== RECORD SET ==

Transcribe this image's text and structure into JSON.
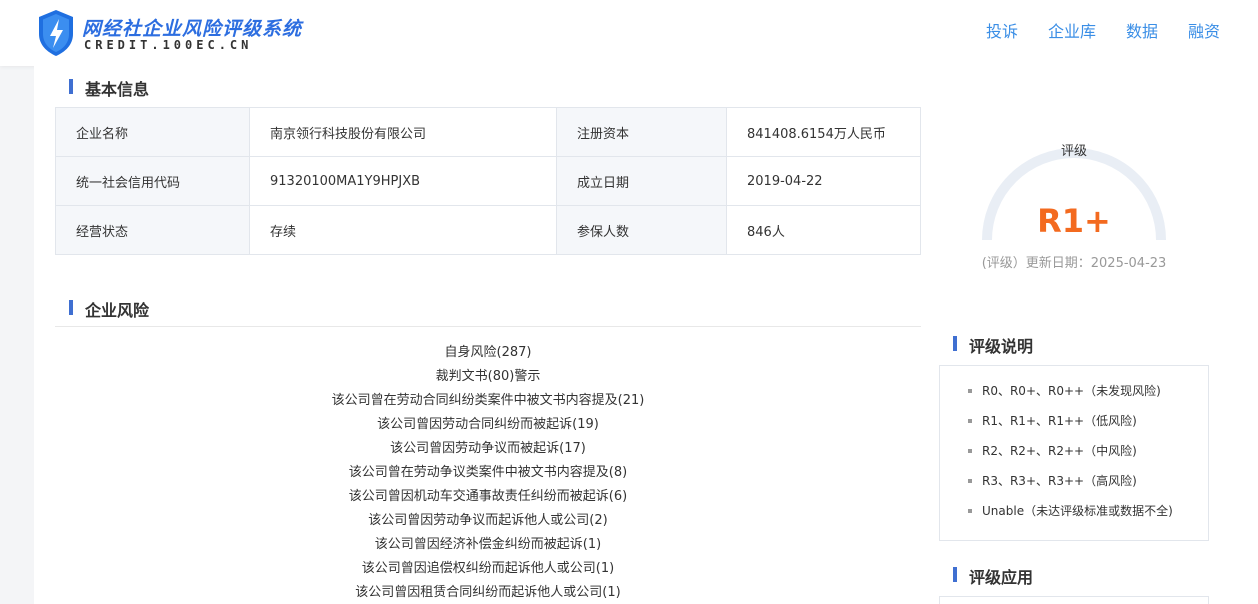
{
  "header": {
    "logo_text": "网经社企业风险评级系统",
    "logo_sub": "CREDIT.100EC.CN",
    "nav": [
      "投诉",
      "企业库",
      "数据",
      "融资"
    ]
  },
  "basic_info": {
    "title": "基本信息",
    "rows": [
      [
        "企业名称",
        "南京领行科技股份有限公司",
        "注册资本",
        "841408.6154万人民币"
      ],
      [
        "统一社会信用代码",
        "91320100MA1Y9HPJXB",
        "成立日期",
        "2019-04-22"
      ],
      [
        "经营状态",
        "存续",
        "参保人数",
        "846人"
      ]
    ]
  },
  "rating": {
    "label": "评级",
    "value": "R1+",
    "update": "(评级）更新日期：2025-04-23",
    "value_color": "#f36a1f"
  },
  "risk": {
    "title": "企业风险",
    "items": [
      "自身风险(287)",
      "裁判文书(80)警示",
      "该公司曾在劳动合同纠纷类案件中被文书内容提及(21)",
      "该公司曾因劳动合同纠纷而被起诉(19)",
      "该公司曾因劳动争议而被起诉(17)",
      "该公司曾在劳动争议类案件中被文书内容提及(8)",
      "该公司曾因机动车交通事故责任纠纷而被起诉(6)",
      "该公司曾因劳动争议而起诉他人或公司(2)",
      "该公司曾因经济补偿金纠纷而被起诉(1)",
      "该公司曾因追偿权纠纷而起诉他人或公司(1)",
      "该公司曾因租赁合同纠纷而起诉他人或公司(1)"
    ]
  },
  "rating_desc": {
    "title": "评级说明",
    "items": [
      "R0、R0+、R0++（未发现风险)",
      "R1、R1+、R1++（低风险)",
      "R2、R2+、R2++（中风险)",
      "R3、R3+、R3++（高风险)",
      "Unable（未达评级标准或数据不全)"
    ]
  },
  "rating_app": {
    "title": "评级应用"
  }
}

===

> TASK GOAL
The data should be printed again unchanged; leave its pictures out.

> EXERCISE OUTPUT
Transcribe this image's text and structure into JSON.
{
  "header": {
    "logo_text": "网经社企业风险评级系统",
    "logo_sub": "CREDIT.100EC.CN",
    "nav": [
      "投诉",
      "企业库",
      "数据",
      "融资"
    ]
  },
  "basic_info": {
    "title": "基本信息",
    "rows": [
      [
        "企业名称",
        "南京领行科技股份有限公司",
        "注册资本",
        "841408.6154万人民币"
      ],
      [
        "统一社会信用代码",
        "91320100MA1Y9HPJXB",
        "成立日期",
        "2019-04-22"
      ],
      [
        "经营状态",
        "存续",
        "参保人数",
        "846人"
      ]
    ]
  },
  "rating": {
    "label": "评级",
    "value": "R1+",
    "update": "(评级）更新日期：2025-04-23",
    "value_color": "#f36a1f"
  },
  "risk": {
    "title": "企业风险",
    "items": [
      "自身风险(287)",
      "裁判文书(80)警示",
      "该公司曾在劳动合同纠纷类案件中被文书内容提及(21)",
      "该公司曾因劳动合同纠纷而被起诉(19)",
      "该公司曾因劳动争议而被起诉(17)",
      "该公司曾在劳动争议类案件中被文书内容提及(8)",
      "该公司曾因机动车交通事故责任纠纷而被起诉(6)",
      "该公司曾因劳动争议而起诉他人或公司(2)",
      "该公司曾因经济补偿金纠纷而被起诉(1)",
      "该公司曾因追偿权纠纷而起诉他人或公司(1)",
      "该公司曾因租赁合同纠纷而起诉他人或公司(1)"
    ]
  },
  "rating_desc": {
    "title": "评级说明",
    "items": [
      "R0、R0+、R0++（未发现风险)",
      "R1、R1+、R1++（低风险)",
      "R2、R2+、R2++（中风险)",
      "R3、R3+、R3++（高风险)",
      "Unable（未达评级标准或数据不全)"
    ]
  },
  "rating_app": {
    "title": "评级应用"
  }
}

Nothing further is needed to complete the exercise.